The records that follow must be repeated verbatim, every one of them.

Input records:
══════════════════════════════

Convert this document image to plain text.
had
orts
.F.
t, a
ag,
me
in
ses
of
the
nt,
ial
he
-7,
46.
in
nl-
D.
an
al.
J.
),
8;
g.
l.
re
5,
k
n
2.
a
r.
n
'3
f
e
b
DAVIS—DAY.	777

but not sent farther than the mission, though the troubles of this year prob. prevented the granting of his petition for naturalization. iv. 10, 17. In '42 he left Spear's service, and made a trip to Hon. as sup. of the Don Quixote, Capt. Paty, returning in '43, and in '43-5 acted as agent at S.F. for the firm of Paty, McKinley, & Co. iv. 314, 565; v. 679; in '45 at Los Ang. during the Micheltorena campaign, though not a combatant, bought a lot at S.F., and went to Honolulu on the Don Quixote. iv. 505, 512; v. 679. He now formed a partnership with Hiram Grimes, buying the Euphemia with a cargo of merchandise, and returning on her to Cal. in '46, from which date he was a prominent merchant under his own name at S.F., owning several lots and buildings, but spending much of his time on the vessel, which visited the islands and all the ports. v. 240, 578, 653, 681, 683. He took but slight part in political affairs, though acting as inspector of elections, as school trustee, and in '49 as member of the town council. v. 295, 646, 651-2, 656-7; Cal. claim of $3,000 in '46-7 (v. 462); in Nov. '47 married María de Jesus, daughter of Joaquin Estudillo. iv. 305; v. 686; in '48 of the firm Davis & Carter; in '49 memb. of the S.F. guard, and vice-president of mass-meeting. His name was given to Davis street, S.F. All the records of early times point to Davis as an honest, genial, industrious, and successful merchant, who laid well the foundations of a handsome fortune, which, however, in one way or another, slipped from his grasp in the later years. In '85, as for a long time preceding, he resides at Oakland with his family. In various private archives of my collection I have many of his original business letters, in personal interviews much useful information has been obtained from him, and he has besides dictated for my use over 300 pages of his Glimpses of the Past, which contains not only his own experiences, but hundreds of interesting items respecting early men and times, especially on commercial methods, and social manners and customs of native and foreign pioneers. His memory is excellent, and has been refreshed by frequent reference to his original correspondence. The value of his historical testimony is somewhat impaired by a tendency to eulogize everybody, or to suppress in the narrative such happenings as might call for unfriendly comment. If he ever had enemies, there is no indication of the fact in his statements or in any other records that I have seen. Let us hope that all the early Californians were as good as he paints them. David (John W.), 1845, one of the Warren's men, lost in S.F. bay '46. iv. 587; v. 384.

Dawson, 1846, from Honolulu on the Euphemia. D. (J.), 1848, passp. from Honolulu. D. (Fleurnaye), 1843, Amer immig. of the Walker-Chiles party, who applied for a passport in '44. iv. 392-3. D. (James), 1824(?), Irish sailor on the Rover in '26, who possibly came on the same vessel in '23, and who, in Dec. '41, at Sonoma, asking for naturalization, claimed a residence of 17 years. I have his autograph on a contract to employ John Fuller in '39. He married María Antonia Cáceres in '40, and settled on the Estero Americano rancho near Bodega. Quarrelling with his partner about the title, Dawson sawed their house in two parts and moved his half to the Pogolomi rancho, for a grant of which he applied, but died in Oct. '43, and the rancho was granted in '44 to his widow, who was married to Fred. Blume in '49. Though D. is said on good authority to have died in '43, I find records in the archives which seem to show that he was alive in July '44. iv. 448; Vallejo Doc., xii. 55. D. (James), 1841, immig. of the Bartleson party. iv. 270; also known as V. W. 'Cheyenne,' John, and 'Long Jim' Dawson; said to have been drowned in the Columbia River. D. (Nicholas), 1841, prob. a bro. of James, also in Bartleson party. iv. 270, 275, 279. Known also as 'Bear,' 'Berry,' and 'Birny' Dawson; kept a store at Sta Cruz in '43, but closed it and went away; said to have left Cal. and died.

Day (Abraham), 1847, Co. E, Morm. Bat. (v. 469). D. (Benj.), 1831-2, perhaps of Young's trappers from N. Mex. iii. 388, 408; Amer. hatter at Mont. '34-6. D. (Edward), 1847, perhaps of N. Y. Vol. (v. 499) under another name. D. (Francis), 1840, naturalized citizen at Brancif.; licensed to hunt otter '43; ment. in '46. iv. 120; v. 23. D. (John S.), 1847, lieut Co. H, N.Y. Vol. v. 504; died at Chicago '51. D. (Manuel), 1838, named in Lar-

══════════════════════════════

Answer below:
Convert this document image to plain text.
had
orts
.F.
t, a
ag,
me
in
ses
of
the
nt,
ial
he
-7,
46.
in
nl-
D.
an
al.
J.
),
8;
g.
l.
re
5,
k
n
2.
a
r.
n
'3
f
e
b
DAVIS—DAY.	777

but not sent farther than the mission, though the troubles of this year prob. prevented the granting of his petition for naturalization. iv. 10, 17. In '42 he left Spear's service, and made a trip to Hon. as sup. of the Don Quixote, Capt. Paty, returning in '43, and in '43-5 acted as agent at S.F. for the firm of Paty, McKinley, & Co. iv. 314, 565; v. 679; in '45 at Los Ang. during the Micheltorena campaign, though not a combatant, bought a lot at S.F., and went to Honolulu on the Don Quixote. iv. 505, 512; v. 679. He now formed a partnership with Hiram Grimes, buying the Euphemia with a cargo of merchandise, and returning on her to Cal. in '46, from which date he was a prominent merchant under his own name at S.F., owning several lots and buildings, but spending much of his time on the vessel, which visited the islands and all the ports. v. 240, 578, 653, 681, 683. He took but slight part in political affairs, though acting as inspector of elections, as school trustee, and in '49 as member of the town council. v. 295, 646, 651-2, 656-7; Cal. claim of $3,000 in '46-7 (v. 462); in Nov. '47 married María de Jesus, daughter of Joaquin Estudillo. iv. 305; v. 686; in '48 of the firm Davis & Carter; in '49 memb. of the S.F. guard, and vice-president of mass-meeting. His name was given to Davis street, S.F. All the records of early times point to Davis as an honest, genial, industrious, and successful merchant, who laid well the foundations of a handsome fortune, which, however, in one way or another, slipped from his grasp in the later years. In '85, as for a long time preceding, he resides at Oakland with his family. In various private archives of my collection I have many of his original business letters, in personal interviews much useful information has been obtained from him, and he has besides dictated for my use over 300 pages of his Glimpses of the Past, which contains not only his own experiences, but hundreds of interesting items respecting early men and times, especially on commercial methods, and social manners and customs of native and foreign pioneers. His memory is excellent, and has been refreshed by frequent reference to his original correspondence. The value of his historical testimony is somewhat impaired by a tendency to eulogize everybody, or to suppress in the narrative such happenings as might call for unfriendly comment. If he ever had enemies, there is no indication of the fact in his statements or in any other records that I have seen. Let us hope that all the early Californians were as good as he paints them. David (John W.), 1845, one of the Warren's men, lost in S.F. bay '46. iv. 587; v. 384.

Dawson, 1846, from Honolulu on the Euphemia. D. (J.), 1848, passp. from Honolulu. D. (Fleurnaye), 1843, Amer immig. of the Walker-Chiles party, who applied for a passport in '44. iv. 392-3. D. (James), 1824(?), Irish sailor on the Rover in '26, who possibly came on the same vessel in '23, and who, in Dec. '41, at Sonoma, asking for naturalization, claimed a residence of 17 years. I have his autograph on a contract to employ John Fuller in '39. He married María Antonia Cáceres in '40, and settled on the Estero Americano rancho near Bodega. Quarrelling with his partner about the title, Dawson sawed their house in two parts and moved his half to the Pogolomi rancho, for a grant of which he applied, but died in Oct. '43, and the rancho was granted in '44 to his widow, who was married to Fred. Blume in '49. Though D. is said on good authority to have died in '43, I find records in the archives which seem to show that he was alive in July '44. iv. 448; Vallejo Doc., xii. 55. D. (James), 1841, immig. of the Bartleson party. iv. 270; also known as V. W. 'Cheyenne,' John, and 'Long Jim' Dawson; said to have been drowned in the Columbia River. D. (Nicholas), 1841, prob. a bro. of James, also in Bartleson party. iv. 270, 275, 279. Known also as 'Bear,' 'Berry,' and 'Birny' Dawson; kept a store at Sta Cruz in '43, but closed it and went away; said to have left Cal. and died.

Day (Abraham), 1847, Co. E, Morm. Bat. (v. 469). D. (Benj.), 1831-2, perhaps of Young's trappers from N. Mex. iii. 388, 408; Amer. hatter at Mont. '34-6. D. (Edward), 1847, perhaps of N. Y. Vol. (v. 499) under another name. D. (Francis), 1840, naturalized citizen at Brancif.; licensed to hunt otter '43; ment. in '46. iv. 120; v. 23. D. (John S.), 1847, lieut Co. H, N.Y. Vol. v. 504; died at Chicago '51. D. (Manuel), 1838, named in Lar-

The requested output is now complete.